### Material provided
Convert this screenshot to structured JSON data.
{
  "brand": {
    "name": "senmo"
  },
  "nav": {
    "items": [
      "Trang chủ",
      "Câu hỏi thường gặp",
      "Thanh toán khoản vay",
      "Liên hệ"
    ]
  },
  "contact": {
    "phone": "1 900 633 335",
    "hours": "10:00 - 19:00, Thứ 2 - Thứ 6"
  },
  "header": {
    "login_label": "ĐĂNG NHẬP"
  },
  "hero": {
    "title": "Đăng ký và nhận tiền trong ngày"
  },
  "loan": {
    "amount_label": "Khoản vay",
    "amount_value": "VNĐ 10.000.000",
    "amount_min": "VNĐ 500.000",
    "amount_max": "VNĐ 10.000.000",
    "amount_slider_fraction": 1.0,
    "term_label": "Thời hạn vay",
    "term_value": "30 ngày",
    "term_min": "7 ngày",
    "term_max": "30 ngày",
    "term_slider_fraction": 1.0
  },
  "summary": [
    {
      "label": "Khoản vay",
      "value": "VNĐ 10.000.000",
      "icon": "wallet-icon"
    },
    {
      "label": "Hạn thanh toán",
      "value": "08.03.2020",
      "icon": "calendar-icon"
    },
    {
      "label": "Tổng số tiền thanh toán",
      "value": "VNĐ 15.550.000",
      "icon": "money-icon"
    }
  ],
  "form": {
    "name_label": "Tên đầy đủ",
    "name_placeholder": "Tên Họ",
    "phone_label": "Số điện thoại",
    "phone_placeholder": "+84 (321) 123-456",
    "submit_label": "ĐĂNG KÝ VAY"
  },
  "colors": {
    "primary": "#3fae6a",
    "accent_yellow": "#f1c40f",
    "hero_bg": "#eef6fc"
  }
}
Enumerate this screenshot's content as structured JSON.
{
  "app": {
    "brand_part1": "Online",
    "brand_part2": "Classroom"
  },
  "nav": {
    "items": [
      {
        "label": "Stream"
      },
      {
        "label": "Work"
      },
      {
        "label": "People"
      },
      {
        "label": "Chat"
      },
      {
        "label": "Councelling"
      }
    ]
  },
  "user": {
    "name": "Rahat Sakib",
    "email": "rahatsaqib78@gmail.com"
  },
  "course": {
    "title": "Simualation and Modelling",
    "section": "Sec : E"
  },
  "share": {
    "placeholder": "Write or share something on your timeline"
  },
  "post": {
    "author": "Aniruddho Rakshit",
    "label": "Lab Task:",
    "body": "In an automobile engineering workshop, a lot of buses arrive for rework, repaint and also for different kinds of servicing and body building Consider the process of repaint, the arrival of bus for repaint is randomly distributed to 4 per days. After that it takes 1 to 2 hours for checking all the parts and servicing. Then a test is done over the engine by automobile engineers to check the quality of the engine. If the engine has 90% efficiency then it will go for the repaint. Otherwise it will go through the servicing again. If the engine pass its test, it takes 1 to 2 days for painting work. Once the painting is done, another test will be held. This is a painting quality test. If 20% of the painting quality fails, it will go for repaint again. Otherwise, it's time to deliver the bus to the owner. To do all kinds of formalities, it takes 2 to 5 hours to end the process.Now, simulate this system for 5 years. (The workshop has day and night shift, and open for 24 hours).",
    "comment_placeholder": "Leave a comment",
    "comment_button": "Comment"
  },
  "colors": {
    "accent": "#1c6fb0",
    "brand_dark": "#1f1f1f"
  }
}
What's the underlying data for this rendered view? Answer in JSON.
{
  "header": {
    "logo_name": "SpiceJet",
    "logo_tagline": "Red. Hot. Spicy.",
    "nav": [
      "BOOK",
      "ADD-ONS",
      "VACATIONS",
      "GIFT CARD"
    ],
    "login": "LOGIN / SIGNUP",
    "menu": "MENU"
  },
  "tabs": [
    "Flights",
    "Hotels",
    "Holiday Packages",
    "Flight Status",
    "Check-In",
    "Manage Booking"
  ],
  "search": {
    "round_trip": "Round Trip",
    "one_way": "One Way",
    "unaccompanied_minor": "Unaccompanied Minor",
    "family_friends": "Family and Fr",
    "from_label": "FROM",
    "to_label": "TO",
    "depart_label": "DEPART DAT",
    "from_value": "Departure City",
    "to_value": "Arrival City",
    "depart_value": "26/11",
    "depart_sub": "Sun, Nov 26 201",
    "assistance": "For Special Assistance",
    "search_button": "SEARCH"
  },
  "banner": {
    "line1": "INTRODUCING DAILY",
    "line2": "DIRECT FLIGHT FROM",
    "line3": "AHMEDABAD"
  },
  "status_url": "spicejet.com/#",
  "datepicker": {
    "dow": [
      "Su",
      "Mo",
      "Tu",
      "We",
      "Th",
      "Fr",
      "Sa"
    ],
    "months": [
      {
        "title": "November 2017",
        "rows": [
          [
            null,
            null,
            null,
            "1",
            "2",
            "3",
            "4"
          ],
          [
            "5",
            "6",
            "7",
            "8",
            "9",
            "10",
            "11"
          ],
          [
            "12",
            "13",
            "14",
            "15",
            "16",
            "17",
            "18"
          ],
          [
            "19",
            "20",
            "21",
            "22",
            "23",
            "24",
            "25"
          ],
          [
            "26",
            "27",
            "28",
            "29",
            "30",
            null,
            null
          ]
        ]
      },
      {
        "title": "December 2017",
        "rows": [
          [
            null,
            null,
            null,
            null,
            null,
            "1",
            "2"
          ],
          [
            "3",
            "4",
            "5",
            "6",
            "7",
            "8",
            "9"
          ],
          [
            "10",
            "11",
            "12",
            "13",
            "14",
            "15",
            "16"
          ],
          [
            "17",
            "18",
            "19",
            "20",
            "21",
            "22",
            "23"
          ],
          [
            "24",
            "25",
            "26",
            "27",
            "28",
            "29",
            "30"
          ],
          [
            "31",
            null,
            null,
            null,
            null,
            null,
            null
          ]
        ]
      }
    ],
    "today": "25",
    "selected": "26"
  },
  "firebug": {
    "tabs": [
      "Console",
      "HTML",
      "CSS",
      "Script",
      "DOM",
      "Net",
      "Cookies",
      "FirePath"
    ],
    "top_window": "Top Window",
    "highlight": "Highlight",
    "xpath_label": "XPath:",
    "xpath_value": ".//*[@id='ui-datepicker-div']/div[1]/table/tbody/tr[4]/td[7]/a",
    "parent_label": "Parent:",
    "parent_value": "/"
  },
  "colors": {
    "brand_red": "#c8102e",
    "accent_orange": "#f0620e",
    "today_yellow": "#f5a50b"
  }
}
######
**Your goal**
Tally every line of the data that holds the word "icon" and write the count alone.

**Response**
3